> _PROMPT_
Your task is to reproduce the entries below word for word.

:: MATERIAL SUPPLIED ::

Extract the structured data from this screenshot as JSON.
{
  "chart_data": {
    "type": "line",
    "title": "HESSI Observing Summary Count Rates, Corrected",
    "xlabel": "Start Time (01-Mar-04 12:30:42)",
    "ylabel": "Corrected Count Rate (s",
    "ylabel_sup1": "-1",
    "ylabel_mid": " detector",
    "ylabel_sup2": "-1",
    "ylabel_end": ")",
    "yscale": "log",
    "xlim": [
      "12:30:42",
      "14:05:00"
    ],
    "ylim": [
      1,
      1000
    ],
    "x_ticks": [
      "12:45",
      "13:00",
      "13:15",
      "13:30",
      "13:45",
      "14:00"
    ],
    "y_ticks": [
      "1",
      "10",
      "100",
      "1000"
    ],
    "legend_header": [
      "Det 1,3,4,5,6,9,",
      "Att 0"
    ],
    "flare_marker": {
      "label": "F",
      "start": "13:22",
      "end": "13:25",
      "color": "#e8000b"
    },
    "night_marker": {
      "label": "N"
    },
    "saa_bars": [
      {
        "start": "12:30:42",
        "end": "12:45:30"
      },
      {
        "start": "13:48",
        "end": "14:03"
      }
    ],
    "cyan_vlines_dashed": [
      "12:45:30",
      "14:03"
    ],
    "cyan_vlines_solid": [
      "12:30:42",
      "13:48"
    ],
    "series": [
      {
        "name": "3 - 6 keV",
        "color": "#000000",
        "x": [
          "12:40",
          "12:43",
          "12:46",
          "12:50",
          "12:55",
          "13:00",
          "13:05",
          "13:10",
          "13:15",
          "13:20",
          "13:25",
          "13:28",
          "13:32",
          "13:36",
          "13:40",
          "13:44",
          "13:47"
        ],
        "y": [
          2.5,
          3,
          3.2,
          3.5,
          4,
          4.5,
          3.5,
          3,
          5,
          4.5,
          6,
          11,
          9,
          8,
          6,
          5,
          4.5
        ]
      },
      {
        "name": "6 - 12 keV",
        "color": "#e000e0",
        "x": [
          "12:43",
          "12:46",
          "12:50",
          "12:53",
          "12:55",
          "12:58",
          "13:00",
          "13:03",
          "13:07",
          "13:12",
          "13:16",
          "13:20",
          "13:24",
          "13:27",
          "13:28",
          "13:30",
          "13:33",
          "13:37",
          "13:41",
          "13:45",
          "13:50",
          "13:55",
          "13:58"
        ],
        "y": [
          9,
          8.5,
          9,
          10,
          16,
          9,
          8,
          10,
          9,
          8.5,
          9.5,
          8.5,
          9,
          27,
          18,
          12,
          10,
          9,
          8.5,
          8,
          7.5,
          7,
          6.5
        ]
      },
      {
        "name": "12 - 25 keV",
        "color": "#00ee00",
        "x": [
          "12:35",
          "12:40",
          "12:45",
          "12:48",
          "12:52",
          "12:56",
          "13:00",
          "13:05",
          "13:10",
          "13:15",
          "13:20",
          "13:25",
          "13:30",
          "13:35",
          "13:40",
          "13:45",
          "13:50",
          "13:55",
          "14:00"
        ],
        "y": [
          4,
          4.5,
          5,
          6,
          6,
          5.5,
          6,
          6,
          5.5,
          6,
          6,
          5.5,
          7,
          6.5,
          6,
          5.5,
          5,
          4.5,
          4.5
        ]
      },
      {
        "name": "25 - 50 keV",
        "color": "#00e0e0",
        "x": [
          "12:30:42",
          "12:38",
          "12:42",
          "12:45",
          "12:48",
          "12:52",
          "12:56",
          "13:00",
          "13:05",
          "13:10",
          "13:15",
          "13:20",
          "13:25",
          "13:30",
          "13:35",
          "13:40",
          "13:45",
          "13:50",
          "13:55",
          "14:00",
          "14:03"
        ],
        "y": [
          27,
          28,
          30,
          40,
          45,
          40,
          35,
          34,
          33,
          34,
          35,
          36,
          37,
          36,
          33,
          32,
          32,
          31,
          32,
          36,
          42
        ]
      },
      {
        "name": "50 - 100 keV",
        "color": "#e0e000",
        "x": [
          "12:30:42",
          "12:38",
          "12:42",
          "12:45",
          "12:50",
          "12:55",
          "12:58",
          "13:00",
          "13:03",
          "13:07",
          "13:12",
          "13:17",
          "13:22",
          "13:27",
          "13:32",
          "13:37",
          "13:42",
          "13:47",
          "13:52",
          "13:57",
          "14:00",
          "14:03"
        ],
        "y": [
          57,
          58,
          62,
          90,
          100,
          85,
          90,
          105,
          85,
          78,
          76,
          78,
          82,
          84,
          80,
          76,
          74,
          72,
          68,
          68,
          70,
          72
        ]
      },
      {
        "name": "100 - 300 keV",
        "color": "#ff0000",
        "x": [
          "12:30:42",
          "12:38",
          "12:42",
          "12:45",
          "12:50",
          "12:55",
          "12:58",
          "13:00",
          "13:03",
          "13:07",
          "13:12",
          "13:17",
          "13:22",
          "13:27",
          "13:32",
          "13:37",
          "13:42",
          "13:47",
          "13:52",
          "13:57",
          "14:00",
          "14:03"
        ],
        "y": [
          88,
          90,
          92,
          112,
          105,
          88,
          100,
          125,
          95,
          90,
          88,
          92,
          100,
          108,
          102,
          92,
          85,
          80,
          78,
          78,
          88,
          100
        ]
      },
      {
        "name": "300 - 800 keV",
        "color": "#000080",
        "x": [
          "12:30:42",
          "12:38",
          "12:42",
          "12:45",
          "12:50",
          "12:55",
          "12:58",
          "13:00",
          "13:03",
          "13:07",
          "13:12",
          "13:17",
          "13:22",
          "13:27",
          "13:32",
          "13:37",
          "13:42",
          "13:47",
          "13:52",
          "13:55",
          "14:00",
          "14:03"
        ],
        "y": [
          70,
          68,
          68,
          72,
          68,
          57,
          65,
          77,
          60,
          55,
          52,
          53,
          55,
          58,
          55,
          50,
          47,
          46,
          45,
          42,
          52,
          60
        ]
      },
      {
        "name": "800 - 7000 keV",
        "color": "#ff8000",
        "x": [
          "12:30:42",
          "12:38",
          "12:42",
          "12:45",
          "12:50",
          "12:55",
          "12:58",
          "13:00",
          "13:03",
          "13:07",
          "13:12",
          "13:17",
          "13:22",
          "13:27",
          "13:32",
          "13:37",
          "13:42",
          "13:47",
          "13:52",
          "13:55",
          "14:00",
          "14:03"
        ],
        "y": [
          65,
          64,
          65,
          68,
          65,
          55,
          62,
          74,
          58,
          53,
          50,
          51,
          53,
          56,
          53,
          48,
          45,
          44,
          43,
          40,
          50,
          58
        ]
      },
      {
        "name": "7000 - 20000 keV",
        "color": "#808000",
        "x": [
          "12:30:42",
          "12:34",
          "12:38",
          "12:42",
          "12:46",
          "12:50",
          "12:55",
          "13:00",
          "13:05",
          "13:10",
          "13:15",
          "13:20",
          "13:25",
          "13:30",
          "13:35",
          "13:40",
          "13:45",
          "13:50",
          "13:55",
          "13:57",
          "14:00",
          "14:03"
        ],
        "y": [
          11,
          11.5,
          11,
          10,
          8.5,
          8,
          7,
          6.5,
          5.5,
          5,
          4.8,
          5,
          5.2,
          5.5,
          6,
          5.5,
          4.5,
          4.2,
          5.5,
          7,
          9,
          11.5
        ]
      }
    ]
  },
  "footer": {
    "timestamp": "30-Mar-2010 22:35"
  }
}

:::

> _WORKED SOLUTION_
Extract the structured data from this screenshot as JSON.
{
  "chart_data": {
    "type": "line",
    "title": "HESSI Observing Summary Count Rates, Corrected",
    "xlabel": "Start Time (01-Mar-04 12:30:42)",
    "ylabel": "Corrected Count Rate (s",
    "ylabel_sup1": "-1",
    "ylabel_mid": " detector",
    "ylabel_sup2": "-1",
    "ylabel_end": ")",
    "yscale": "log",
    "xlim": [
      "12:30:42",
      "14:05:00"
    ],
    "ylim": [
      1,
      1000
    ],
    "x_ticks": [
      "12:45",
      "13:00",
      "13:15",
      "13:30",
      "13:45",
      "14:00"
    ],
    "y_ticks": [
      "1",
      "10",
      "100",
      "1000"
    ],
    "legend_header": [
      "Det 1,3,4,5,6,9,",
      "Att 0"
    ],
    "flare_marker": {
      "label": "F",
      "start": "13:22",
      "end": "13:25",
      "color": "#e8000b"
    },
    "night_marker": {
      "label": "N"
    },
    "saa_bars": [
      {
        "start": "12:30:42",
        "end": "12:45:30"
      },
      {
        "start": "13:48",
        "end": "14:03"
      }
    ],
    "cyan_vlines_dashed": [
      "12:45:30",
      "14:03"
    ],
    "cyan_vlines_solid": [
      "12:30:42",
      "13:48"
    ],
    "series": [
      {
        "name": "3 - 6 keV",
        "color": "#000000",
        "x": [
          "12:40",
          "12:43",
          "12:46",
          "12:50",
          "12:55",
          "13:00",
          "13:05",
          "13:10",
          "13:15",
          "13:20",
          "13:25",
          "13:28",
          "13:32",
          "13:36",
          "13:40",
          "13:44",
          "13:47"
        ],
        "y": [
          2.5,
          3,
          3.2,
          3.5,
          4,
          4.5,
          3.5,
          3,
          5,
          4.5,
          6,
          11,
          9,
          8,
          6,
          5,
          4.5
        ]
      },
      {
        "name": "6 - 12 keV",
        "color": "#e000e0",
        "x": [
          "12:43",
          "12:46",
          "12:50",
          "12:53",
          "12:55",
          "12:58",
          "13:00",
          "13:03",
          "13:07",
          "13:12",
          "13:16",
          "13:20",
          "13:24",
          "13:27",
          "13:28",
          "13:30",
          "13:33",
          "13:37",
          "13:41",
          "13:45",
          "13:50",
          "13:55",
          "13:58"
        ],
        "y": [
          9,
          8.5,
          9,
          10,
          16,
          9,
          8,
          10,
          9,
          8.5,
          9.5,
          8.5,
          9,
          27,
          18,
          12,
          10,
          9,
          8.5,
          8,
          7.5,
          7,
          6.5
        ]
      },
      {
        "name": "12 - 25 keV",
        "color": "#00ee00",
        "x": [
          "12:35",
          "12:40",
          "12:45",
          "12:48",
          "12:52",
          "12:56",
          "13:00",
          "13:05",
          "13:10",
          "13:15",
          "13:20",
          "13:25",
          "13:30",
          "13:35",
          "13:40",
          "13:45",
          "13:50",
          "13:55",
          "14:00"
        ],
        "y": [
          4,
          4.5,
          5,
          6,
          6,
          5.5,
          6,
          6,
          5.5,
          6,
          6,
          5.5,
          7,
          6.5,
          6,
          5.5,
          5,
          4.5,
          4.5
        ]
      },
      {
        "name": "25 - 50 keV",
        "color": "#00e0e0",
        "x": [
          "12:30:42",
          "12:38",
          "12:42",
          "12:45",
          "12:48",
          "12:52",
          "12:56",
          "13:00",
          "13:05",
          "13:10",
          "13:15",
          "13:20",
          "13:25",
          "13:30",
          "13:35",
          "13:40",
          "13:45",
          "13:50",
          "13:55",
          "14:00",
          "14:03"
        ],
        "y": [
          27,
          28,
          30,
          40,
          45,
          40,
          35,
          34,
          33,
          34,
          35,
          36,
          37,
          36,
          33,
          32,
          32,
          31,
          32,
          36,
          42
        ]
      },
      {
        "name": "50 - 100 keV",
        "color": "#e0e000",
        "x": [
          "12:30:42",
          "12:38",
          "12:42",
          "12:45",
          "12:50",
          "12:55",
          "12:58",
          "13:00",
          "13:03",
          "13:07",
          "13:12",
          "13:17",
          "13:22",
          "13:27",
          "13:32",
          "13:37",
          "13:42",
          "13:47",
          "13:52",
          "13:57",
          "14:00",
          "14:03"
        ],
        "y": [
          57,
          58,
          62,
          90,
          100,
          85,
          90,
          105,
          85,
          78,
          76,
          78,
          82,
          84,
          80,
          76,
          74,
          72,
          68,
          68,
          70,
          72
        ]
      },
      {
        "name": "100 - 300 keV",
        "color": "#ff0000",
        "x": [
          "12:30:42",
          "12:38",
          "12:42",
          "12:45",
          "12:50",
          "12:55",
          "12:58",
          "13:00",
          "13:03",
          "13:07",
          "13:12",
          "13:17",
          "13:22",
          "13:27",
          "13:32",
          "13:37",
          "13:42",
          "13:47",
          "13:52",
          "13:57",
          "14:00",
          "14:03"
        ],
        "y": [
          88,
          90,
          92,
          112,
          105,
          88,
          100,
          125,
          95,
          90,
          88,
          92,
          100,
          108,
          102,
          92,
          85,
          80,
          78,
          78,
          88,
          100
        ]
      },
      {
        "name": "300 - 800 keV",
        "color": "#000080",
        "x": [
          "12:30:42",
          "12:38",
          "12:42",
          "12:45",
          "12:50",
          "12:55",
          "12:58",
          "13:00",
          "13:03",
          "13:07",
          "13:12",
          "13:17",
          "13:22",
          "13:27",
          "13:32",
          "13:37",
          "13:42",
          "13:47",
          "13:52",
          "13:55",
          "14:00",
          "14:03"
        ],
        "y": [
          70,
          68,
          68,
          72,
          68,
          57,
          65,
          77,
          60,
          55,
          52,
          53,
          55,
          58,
          55,
          50,
          47,
          46,
          45,
          42,
          52,
          60
        ]
      },
      {
        "name": "800 - 7000 keV",
        "color": "#ff8000",
        "x": [
          "12:30:42",
          "12:38",
          "12:42",
          "12:45",
          "12:50",
          "12:55",
          "12:58",
          "13:00",
          "13:03",
          "13:07",
          "13:12",
          "13:17",
          "13:22",
          "13:27",
          "13:32",
          "13:37",
          "13:42",
          "13:47",
          "13:52",
          "13:55",
          "14:00",
          "14:03"
        ],
        "y": [
          65,
          64,
          65,
          68,
          65,
          55,
          62,
          74,
          58,
          53,
          50,
          51,
          53,
          56,
          53,
          48,
          45,
          44,
          43,
          40,
          50,
          58
        ]
      },
      {
        "name": "7000 - 20000 keV",
        "color": "#808000",
        "x": [
          "12:30:42",
          "12:34",
          "12:38",
          "12:42",
          "12:46",
          "12:50",
          "12:55",
          "13:00",
          "13:05",
          "13:10",
          "13:15",
          "13:20",
          "13:25",
          "13:30",
          "13:35",
          "13:40",
          "13:45",
          "13:50",
          "13:55",
          "13:57",
          "14:00",
          "14:03"
        ],
        "y": [
          11,
          11.5,
          11,
          10,
          8.5,
          8,
          7,
          6.5,
          5.5,
          5,
          4.8,
          5,
          5.2,
          5.5,
          6,
          5.5,
          4.5,
          4.2,
          5.5,
          7,
          9,
          11.5
        ]
      }
    ]
  },
  "footer": {
    "timestamp": "30-Mar-2010 22:35"
  }
}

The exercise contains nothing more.